### Description of the task
Present the stretch from the start of the rows through the row that contains "subtitle-line: 工地集装箱租赁合同书（精选23篇） bbox=[172, 204, 490, 227]" as a Markdown table with the columns No. and Line. Number each row and leave out blank lines.

### Records for this task
════════════════════

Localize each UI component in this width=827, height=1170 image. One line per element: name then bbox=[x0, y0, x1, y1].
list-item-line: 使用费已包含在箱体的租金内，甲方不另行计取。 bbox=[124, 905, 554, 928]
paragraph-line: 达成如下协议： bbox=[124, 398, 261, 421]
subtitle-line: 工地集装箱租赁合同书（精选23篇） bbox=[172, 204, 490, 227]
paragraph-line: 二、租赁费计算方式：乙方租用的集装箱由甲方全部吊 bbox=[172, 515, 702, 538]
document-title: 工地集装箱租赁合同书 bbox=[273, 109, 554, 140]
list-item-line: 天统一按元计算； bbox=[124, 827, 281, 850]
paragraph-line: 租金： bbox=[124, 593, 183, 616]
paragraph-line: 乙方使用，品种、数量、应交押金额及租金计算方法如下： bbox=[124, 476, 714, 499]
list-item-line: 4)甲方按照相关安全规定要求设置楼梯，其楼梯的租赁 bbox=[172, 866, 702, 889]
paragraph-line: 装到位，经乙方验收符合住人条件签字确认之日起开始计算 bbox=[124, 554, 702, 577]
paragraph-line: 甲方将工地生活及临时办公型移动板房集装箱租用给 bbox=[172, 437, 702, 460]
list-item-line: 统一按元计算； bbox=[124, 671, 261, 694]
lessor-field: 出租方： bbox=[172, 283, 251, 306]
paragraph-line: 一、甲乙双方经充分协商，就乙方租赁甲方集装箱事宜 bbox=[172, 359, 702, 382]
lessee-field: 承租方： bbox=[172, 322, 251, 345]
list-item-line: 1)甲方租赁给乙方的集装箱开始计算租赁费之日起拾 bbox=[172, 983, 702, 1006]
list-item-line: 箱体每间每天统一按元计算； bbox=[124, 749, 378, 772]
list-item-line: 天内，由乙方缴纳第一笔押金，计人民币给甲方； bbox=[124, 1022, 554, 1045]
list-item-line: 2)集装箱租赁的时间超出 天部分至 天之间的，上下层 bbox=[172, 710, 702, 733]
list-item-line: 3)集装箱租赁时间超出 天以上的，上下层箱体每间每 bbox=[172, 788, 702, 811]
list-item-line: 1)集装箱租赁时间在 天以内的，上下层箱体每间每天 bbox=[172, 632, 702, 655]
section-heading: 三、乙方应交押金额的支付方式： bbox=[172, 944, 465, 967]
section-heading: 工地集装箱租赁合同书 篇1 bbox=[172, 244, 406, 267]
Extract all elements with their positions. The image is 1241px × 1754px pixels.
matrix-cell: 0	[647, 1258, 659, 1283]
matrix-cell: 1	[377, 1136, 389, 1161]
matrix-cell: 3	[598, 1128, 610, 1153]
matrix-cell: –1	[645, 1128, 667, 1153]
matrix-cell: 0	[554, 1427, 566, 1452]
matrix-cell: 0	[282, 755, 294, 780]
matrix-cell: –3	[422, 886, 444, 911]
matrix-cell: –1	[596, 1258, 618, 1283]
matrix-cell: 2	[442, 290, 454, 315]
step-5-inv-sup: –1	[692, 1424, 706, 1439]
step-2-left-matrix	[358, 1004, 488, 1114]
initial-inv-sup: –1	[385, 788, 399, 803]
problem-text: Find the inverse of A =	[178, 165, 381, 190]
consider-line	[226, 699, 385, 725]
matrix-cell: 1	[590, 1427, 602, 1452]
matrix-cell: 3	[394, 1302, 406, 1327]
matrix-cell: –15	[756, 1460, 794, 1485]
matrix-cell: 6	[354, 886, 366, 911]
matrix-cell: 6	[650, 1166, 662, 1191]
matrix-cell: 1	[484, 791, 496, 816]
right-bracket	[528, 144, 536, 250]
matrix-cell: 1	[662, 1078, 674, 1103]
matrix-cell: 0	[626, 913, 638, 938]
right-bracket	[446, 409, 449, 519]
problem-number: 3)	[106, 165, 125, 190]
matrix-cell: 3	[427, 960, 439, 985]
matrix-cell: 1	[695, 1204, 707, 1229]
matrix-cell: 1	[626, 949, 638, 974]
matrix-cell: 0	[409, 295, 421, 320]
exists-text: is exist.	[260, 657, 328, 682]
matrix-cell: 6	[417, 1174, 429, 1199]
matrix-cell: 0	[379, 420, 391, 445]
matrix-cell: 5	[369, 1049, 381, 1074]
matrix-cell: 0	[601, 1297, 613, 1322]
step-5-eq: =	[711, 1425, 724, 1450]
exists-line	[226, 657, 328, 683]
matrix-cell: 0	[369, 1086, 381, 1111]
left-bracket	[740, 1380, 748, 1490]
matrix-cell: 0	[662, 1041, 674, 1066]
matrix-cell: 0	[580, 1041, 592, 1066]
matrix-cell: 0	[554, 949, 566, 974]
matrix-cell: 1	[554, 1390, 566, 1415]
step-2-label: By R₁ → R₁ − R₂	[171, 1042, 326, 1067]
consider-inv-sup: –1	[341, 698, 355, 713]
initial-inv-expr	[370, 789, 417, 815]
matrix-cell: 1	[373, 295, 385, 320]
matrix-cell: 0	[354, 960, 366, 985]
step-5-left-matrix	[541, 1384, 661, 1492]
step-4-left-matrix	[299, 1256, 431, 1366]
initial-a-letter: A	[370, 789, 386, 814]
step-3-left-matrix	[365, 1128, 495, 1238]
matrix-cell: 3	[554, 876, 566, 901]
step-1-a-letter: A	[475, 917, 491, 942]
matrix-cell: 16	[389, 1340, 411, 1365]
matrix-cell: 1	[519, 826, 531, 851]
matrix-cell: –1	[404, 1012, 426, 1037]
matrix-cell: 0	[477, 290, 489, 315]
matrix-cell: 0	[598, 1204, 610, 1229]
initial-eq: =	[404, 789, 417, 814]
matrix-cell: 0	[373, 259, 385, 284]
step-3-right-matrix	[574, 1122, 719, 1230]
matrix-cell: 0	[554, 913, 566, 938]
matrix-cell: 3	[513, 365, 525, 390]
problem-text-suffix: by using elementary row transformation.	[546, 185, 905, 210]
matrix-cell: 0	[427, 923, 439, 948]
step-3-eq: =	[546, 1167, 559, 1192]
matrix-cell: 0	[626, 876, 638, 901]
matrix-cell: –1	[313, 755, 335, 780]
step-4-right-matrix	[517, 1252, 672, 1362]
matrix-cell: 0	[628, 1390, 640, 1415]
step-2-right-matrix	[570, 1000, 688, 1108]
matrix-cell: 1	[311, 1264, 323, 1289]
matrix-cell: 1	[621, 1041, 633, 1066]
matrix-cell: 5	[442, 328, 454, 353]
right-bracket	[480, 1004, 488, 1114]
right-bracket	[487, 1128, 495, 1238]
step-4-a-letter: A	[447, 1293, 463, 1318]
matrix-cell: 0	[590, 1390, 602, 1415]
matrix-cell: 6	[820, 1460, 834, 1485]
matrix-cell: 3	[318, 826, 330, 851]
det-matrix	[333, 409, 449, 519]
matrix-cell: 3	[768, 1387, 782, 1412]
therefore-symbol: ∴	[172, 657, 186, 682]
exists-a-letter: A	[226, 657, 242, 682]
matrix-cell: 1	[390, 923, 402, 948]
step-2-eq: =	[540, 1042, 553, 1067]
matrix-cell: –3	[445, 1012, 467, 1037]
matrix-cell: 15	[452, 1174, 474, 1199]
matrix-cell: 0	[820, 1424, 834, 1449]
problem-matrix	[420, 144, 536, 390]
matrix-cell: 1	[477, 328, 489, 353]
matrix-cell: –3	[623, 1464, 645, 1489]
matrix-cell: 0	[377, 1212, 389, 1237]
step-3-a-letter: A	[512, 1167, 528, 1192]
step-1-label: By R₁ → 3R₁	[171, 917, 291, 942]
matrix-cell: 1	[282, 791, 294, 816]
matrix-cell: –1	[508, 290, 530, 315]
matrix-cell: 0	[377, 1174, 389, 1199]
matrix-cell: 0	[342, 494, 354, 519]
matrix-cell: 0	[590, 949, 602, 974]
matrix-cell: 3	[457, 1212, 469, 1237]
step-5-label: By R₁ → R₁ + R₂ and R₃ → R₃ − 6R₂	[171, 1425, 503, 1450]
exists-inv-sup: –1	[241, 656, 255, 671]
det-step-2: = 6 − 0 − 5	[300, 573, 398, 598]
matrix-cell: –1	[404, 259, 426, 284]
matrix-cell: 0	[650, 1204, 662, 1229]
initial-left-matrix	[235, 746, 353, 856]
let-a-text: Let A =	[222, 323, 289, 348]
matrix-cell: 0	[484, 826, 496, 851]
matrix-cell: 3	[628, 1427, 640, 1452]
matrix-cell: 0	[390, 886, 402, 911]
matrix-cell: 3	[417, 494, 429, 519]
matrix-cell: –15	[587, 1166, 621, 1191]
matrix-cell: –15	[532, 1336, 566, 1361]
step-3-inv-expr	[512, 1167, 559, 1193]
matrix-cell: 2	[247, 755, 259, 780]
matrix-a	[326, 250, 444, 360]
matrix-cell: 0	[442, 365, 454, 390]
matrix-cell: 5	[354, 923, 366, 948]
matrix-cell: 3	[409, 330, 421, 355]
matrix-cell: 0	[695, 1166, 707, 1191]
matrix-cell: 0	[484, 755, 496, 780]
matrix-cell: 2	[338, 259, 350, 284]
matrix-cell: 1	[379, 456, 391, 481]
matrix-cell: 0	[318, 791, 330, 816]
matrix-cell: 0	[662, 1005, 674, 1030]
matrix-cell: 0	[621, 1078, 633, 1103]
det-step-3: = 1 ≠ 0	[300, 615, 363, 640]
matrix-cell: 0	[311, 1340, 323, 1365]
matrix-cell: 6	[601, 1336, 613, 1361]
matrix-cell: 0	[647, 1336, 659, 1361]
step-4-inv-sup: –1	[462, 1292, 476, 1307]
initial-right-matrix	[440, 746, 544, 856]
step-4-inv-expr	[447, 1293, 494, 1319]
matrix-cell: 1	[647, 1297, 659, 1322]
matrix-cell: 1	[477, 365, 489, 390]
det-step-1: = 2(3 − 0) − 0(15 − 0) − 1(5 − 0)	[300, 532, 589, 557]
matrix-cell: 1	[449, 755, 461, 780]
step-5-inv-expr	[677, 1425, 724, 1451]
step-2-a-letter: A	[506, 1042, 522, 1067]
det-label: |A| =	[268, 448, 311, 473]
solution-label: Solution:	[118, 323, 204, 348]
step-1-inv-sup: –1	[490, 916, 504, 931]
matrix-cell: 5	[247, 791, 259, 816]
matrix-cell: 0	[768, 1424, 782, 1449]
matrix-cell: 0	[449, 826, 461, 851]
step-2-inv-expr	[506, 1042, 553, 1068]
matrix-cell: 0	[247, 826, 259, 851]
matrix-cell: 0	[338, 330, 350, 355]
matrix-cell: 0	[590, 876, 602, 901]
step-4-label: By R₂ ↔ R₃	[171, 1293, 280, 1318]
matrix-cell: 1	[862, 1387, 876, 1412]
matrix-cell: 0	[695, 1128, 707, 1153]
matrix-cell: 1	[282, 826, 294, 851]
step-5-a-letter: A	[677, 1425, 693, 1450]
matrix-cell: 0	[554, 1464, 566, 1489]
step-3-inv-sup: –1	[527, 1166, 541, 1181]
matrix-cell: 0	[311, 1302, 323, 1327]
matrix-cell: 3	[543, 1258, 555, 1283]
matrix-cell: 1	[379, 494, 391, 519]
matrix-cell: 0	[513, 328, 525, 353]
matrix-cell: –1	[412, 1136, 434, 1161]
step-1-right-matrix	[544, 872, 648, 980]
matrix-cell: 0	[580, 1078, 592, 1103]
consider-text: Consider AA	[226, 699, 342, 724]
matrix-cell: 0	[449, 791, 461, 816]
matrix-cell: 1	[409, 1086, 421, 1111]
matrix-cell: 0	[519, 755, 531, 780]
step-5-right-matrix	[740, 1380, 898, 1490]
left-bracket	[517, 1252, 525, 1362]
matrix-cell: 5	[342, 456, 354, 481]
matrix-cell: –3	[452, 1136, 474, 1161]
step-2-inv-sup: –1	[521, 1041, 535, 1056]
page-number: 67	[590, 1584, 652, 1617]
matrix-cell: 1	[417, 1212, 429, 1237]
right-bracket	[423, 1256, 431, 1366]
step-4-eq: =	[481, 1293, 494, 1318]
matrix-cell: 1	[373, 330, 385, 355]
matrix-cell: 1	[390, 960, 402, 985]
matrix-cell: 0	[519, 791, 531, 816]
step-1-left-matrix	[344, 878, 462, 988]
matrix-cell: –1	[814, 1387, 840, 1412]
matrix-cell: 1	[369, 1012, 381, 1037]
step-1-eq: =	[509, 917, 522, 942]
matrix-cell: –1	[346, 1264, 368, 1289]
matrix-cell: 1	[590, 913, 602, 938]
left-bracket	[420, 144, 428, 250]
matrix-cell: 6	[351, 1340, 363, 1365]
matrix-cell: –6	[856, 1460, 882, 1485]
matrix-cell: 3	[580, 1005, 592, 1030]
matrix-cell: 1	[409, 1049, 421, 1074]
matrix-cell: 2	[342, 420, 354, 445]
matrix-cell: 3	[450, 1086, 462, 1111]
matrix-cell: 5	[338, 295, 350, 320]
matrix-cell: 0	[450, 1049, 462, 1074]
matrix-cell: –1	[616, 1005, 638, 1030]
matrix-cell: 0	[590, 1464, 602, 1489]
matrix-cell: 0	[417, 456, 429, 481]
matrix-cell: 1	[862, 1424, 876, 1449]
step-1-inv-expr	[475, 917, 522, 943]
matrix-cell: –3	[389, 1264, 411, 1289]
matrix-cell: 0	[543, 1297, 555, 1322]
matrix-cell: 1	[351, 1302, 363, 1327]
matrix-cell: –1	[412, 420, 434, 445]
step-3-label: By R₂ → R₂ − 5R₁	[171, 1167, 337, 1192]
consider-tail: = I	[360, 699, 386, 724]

════════════════════

### Answer below
| No. | Line |
|---|---|
| 1 | Localize each UI component in this width=827, height=1170 image. One line per element: name then bbox=[x0, y0, x1, y1]. |
| 2 | list-item-line: 使用费已包含在箱体的租金内，甲方不另行计取。 bbox=[124, 905, 554, 928] |
| 3 | paragraph-line: 达成如下协议： bbox=[124, 398, 261, 421] |
| 4 | subtitle-line: 工地集装箱租赁合同书（精选23篇） bbox=[172, 204, 490, 227] |